─── Source material
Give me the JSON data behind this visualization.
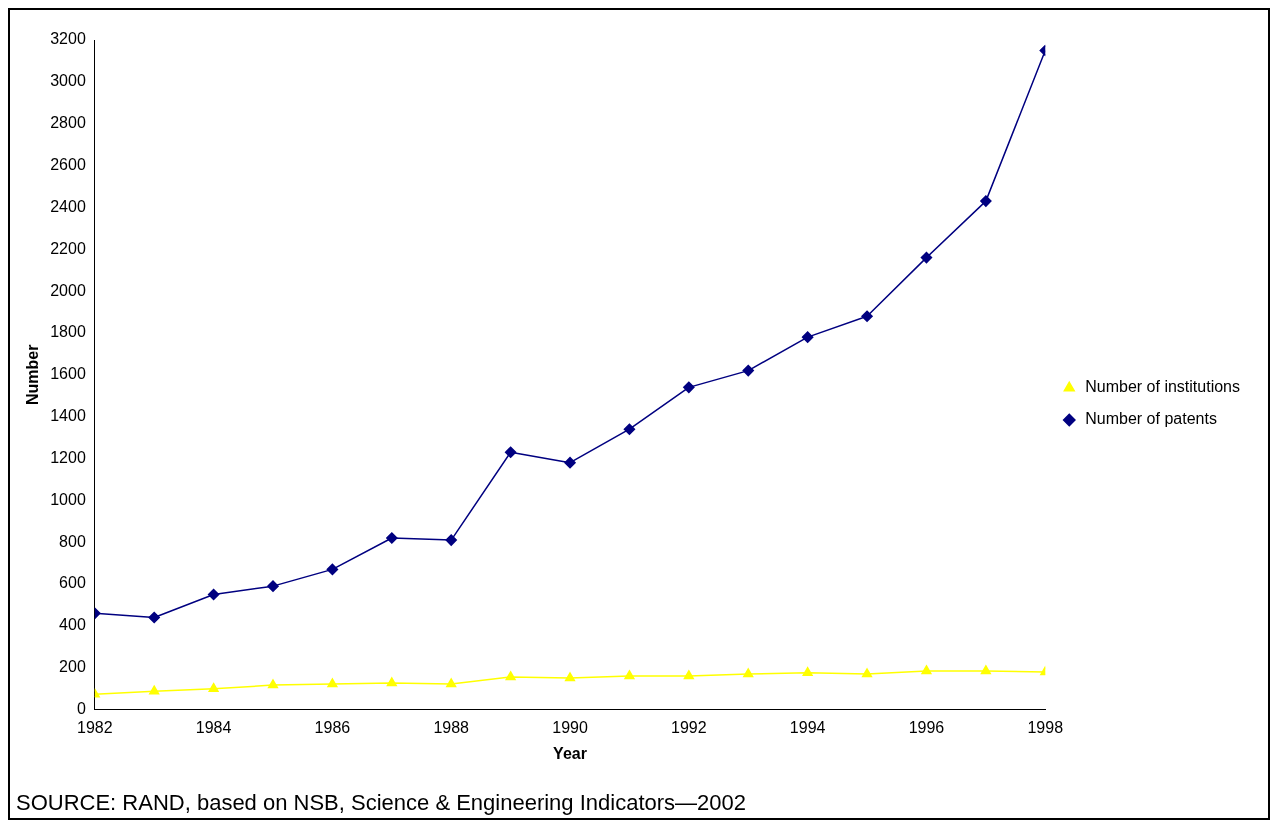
{
  "chart_data": {
    "type": "line",
    "xlabel": "Year",
    "ylabel": "Number",
    "x": [
      1982,
      1983,
      1984,
      1985,
      1986,
      1987,
      1988,
      1989,
      1990,
      1991,
      1992,
      1993,
      1994,
      1995,
      1996,
      1997,
      1998
    ],
    "series": [
      {
        "name": "Number of institutions",
        "color": "#ffff00",
        "marker": "triangle",
        "values": [
          73,
          88,
          100,
          117,
          122,
          127,
          122,
          156,
          151,
          161,
          161,
          170,
          176,
          170,
          185,
          185,
          180
        ]
      },
      {
        "name": "Number of patents",
        "color": "#000080",
        "marker": "diamond",
        "values": [
          460,
          440,
          550,
          590,
          670,
          820,
          810,
          1230,
          1180,
          1340,
          1540,
          1620,
          1780,
          1880,
          2160,
          2430,
          3150
        ]
      }
    ],
    "xlim": [
      1982,
      1998
    ],
    "xticks": [
      1982,
      1984,
      1986,
      1988,
      1990,
      1992,
      1994,
      1996,
      1998
    ],
    "ylim": [
      0,
      3200
    ],
    "yticks": [
      0,
      200,
      400,
      600,
      800,
      1000,
      1200,
      1400,
      1600,
      1800,
      2000,
      2200,
      2400,
      2600,
      2800,
      3000,
      3200
    ],
    "grid": false,
    "legend": "right",
    "line_style": "solid",
    "annotations": [
      "SOURCE:  RAND, based on NSB, Science & Engineering Indicators—2002"
    ]
  }
}
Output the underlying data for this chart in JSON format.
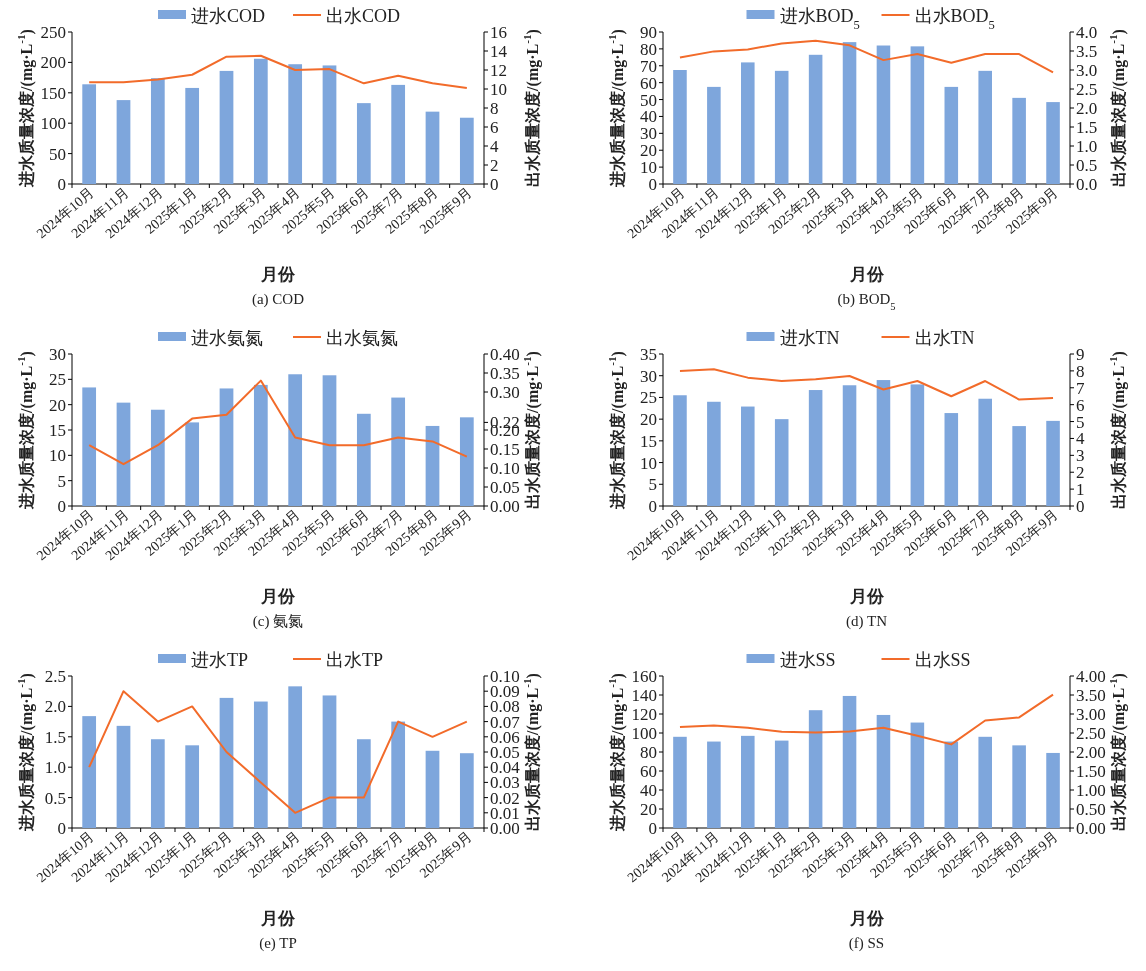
──────
Stated goal:
Set down the records in full and exactly. Do not carry over any image.

Response to this exercise:
Give me the JSON data behind this visualization.
{
  "chart_data": {
    "type": "line",
    "xlabel": "Year",
    "ylabel": "Number",
    "x": [
      1982,
      1983,
      1984,
      1985,
      1986,
      1987,
      1988,
      1989,
      1990,
      1991,
      1992,
      1993,
      1994,
      1995,
      1996,
      1997,
      1998
    ],
    "series": [
      {
        "name": "Number of institutions",
        "color": "#ffff00",
        "marker": "triangle",
        "values": [
          73,
          88,
          100,
          117,
          122,
          127,
          122,
          156,
          151,
          161,
          161,
          170,
          176,
          170,
          185,
          185,
          180
        ]
      },
      {
        "name": "Number of patents",
        "color": "#000080",
        "marker": "diamond",
        "values": [
          460,
          440,
          550,
          590,
          670,
          820,
          810,
          1230,
          1180,
          1340,
          1540,
          1620,
          1780,
          1880,
          2160,
          2430,
          3150
        ]
      }
    ],
    "xlim": [
      1982,
      1998
    ],
    "xticks": [
      1982,
      1984,
      1986,
      1988,
      1990,
      1992,
      1994,
      1996,
      1998
    ],
    "ylim": [
      0,
      3200
    ],
    "yticks": [
      0,
      200,
      400,
      600,
      800,
      1000,
      1200,
      1400,
      1600,
      1800,
      2000,
      2200,
      2400,
      2600,
      2800,
      3000,
      3200
    ],
    "grid": false,
    "legend": "right",
    "line_style": "solid",
    "annotations": [
      "SOURCE:  RAND, based on NSB, Science & Engineering Indicators—2002"
    ]
  }
}
Output the underlying data for this chart in JSON format.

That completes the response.